Record extracts Block Start

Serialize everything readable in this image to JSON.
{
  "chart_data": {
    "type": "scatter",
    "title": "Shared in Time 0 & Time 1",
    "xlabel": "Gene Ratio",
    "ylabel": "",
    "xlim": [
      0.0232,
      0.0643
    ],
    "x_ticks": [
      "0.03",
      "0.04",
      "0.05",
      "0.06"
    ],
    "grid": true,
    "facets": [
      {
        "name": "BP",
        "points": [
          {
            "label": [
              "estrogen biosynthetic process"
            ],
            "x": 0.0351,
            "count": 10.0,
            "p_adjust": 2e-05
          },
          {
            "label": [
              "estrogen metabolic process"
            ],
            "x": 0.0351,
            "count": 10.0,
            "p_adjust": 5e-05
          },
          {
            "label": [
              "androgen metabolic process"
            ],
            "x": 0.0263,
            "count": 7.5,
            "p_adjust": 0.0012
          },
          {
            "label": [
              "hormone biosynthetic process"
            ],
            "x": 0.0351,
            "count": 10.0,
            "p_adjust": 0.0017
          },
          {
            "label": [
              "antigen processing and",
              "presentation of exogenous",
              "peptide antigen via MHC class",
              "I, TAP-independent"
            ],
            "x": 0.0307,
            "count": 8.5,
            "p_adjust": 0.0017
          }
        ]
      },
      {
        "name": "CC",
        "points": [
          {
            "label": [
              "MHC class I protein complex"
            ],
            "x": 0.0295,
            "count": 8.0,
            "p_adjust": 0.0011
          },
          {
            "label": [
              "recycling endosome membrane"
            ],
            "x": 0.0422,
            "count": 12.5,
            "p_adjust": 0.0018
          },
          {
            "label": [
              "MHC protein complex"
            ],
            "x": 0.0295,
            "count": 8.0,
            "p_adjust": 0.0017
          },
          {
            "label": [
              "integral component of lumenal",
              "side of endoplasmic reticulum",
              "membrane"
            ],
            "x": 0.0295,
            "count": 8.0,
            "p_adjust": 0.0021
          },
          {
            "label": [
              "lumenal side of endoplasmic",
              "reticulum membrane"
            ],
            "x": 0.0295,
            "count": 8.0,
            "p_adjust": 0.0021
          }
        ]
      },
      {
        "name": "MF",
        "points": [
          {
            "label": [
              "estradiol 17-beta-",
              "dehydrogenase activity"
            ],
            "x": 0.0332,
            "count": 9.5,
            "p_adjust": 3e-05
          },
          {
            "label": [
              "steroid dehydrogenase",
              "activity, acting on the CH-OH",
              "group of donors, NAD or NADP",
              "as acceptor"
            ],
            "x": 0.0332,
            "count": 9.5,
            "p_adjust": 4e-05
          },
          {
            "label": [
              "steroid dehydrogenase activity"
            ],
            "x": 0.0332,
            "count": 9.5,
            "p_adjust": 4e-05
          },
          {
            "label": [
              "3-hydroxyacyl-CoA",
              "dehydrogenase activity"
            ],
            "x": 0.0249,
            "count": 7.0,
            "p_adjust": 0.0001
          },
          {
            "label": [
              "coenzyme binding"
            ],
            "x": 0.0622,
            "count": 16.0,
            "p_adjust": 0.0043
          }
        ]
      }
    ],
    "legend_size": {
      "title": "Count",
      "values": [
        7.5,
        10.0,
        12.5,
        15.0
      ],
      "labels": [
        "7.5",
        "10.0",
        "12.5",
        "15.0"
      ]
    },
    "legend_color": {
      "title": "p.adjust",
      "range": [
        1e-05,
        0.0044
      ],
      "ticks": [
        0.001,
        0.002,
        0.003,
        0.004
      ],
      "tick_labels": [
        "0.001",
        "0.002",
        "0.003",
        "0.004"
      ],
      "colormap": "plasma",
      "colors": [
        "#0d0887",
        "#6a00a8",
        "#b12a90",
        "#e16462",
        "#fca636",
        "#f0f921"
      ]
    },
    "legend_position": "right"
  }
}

Record extracts Block End
Record extracts Block Start

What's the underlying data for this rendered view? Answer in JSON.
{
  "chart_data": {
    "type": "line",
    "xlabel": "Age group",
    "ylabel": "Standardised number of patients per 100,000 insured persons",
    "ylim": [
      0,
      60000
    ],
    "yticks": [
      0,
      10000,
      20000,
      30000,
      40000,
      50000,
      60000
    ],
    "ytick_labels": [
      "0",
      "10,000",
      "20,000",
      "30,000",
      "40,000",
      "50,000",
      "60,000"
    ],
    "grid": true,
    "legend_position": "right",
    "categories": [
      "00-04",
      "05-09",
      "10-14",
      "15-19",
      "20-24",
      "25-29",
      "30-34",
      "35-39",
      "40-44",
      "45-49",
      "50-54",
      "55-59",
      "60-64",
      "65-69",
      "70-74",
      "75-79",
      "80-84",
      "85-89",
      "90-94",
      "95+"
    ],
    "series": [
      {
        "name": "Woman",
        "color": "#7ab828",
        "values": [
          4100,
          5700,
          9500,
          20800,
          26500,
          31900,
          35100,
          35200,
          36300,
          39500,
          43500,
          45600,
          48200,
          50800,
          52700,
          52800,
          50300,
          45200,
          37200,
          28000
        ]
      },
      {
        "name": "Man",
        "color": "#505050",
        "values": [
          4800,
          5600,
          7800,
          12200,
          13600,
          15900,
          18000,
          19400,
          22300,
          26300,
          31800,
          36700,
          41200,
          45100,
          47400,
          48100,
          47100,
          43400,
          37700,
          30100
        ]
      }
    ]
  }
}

Record extracts Block End

Filter the data above by the word "endoplasmic" and copy every line that matches.

• **Task solution**:
              "side of endoplasmic reticulum",
              "lumenal side of endoplasmic",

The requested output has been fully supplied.